> **WHAT THE TASK ASKS**: Write out the data below in full. Keep it exact.
[START OF SUPPLIED MATERIAL]
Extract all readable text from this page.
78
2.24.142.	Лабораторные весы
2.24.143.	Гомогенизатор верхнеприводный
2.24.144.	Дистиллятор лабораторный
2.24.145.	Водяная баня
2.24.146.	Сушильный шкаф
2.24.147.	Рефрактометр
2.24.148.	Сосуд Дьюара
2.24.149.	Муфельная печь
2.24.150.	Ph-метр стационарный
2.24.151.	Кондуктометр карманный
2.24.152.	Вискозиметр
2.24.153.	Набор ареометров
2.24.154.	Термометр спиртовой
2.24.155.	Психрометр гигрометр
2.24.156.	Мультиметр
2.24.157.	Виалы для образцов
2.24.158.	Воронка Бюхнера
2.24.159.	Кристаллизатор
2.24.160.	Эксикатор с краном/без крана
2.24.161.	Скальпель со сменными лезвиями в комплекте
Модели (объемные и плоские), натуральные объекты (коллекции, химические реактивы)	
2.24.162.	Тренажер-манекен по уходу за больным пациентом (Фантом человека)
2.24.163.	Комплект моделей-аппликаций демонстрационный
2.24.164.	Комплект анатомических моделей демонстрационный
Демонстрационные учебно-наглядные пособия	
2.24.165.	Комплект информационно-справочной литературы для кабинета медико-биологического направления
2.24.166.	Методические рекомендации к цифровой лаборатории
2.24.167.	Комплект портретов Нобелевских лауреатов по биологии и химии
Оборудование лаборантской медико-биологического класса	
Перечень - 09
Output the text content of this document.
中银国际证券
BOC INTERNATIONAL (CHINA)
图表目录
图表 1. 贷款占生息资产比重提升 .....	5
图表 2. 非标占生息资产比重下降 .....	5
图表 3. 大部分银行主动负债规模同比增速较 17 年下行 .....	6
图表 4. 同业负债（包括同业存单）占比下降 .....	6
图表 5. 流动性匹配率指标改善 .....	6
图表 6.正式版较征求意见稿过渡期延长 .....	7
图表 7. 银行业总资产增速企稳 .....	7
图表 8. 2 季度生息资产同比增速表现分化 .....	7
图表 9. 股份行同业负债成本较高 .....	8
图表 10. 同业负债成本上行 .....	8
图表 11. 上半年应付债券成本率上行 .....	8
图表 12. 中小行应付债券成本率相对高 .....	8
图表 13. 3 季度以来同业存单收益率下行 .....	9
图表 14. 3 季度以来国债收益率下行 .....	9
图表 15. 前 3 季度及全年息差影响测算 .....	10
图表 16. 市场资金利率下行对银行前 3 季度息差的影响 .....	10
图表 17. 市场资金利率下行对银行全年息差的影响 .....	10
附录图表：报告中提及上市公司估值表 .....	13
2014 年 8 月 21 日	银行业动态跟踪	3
[END OF SUPPLIED MATERIAL]
> **EXERCISE SOLUTION**:
Extract all readable text from this page.
78
2.24.142.	Лабораторные весы
2.24.143.	Гомогенизатор верхнеприводный
2.24.144.	Дистиллятор лабораторный
2.24.145.	Водяная баня
2.24.146.	Сушильный шкаф
2.24.147.	Рефрактометр
2.24.148.	Сосуд Дьюара
2.24.149.	Муфельная печь
2.24.150.	Ph-метр стационарный
2.24.151.	Кондуктометр карманный
2.24.152.	Вискозиметр
2.24.153.	Набор ареометров
2.24.154.	Термометр спиртовой
2.24.155.	Психрометр гигрометр
2.24.156.	Мультиметр
2.24.157.	Виалы для образцов
2.24.158.	Воронка Бюхнера
2.24.159.	Кристаллизатор
2.24.160.	Эксикатор с краном/без крана
2.24.161.	Скальпель со сменными лезвиями в комплекте
Модели (объемные и плоские), натуральные объекты (коллекции, химические реактивы)	
2.24.162.	Тренажер-манекен по уходу за больным пациентом (Фантом человека)
2.24.163.	Комплект моделей-аппликаций демонстрационный
2.24.164.	Комплект анатомических моделей демонстрационный
Демонстрационные учебно-наглядные пособия	
2.24.165.	Комплект информационно-справочной литературы для кабинета медико-биологического направления
2.24.166.	Методические рекомендации к цифровой лаборатории
2.24.167.	Комплект портретов Нобелевских лауреатов по биологии и химии
Оборудование лаборантской медико-биологического класса	
Перечень - 09
Output the text content of this document.
中银国际证券
BOC INTERNATIONAL (CHINA)
图表目录
图表 1. 贷款占生息资产比重提升 .....	5
图表 2. 非标占生息资产比重下降 .....	5
图表 3. 大部分银行主动负债规模同比增速较 17 年下行 .....	6
图表 4. 同业负债（包括同业存单）占比下降 .....	6
图表 5. 流动性匹配率指标改善 .....	6
图表 6.正式版较征求意见稿过渡期延长 .....	7
图表 7. 银行业总资产增速企稳 .....	7
图表 8. 2 季度生息资产同比增速表现分化 .....	7
图表 9. 股份行同业负债成本较高 .....	8
图表 10. 同业负债成本上行 .....	8
图表 11. 上半年应付债券成本率上行 .....	8
图表 12. 中小行应付债券成本率相对高 .....	8
图表 13. 3 季度以来同业存单收益率下行 .....	9
图表 14. 3 季度以来国债收益率下行 .....	9
图表 15. 前 3 季度及全年息差影响测算 .....	10
图表 16. 市场资金利率下行对银行前 3 季度息差的影响 .....	10
图表 17. 市场资金利率下行对银行全年息差的影响 .....	10
附录图表：报告中提及上市公司估值表 .....	13
2014 年 8 月 21 日	银行业动态跟踪	3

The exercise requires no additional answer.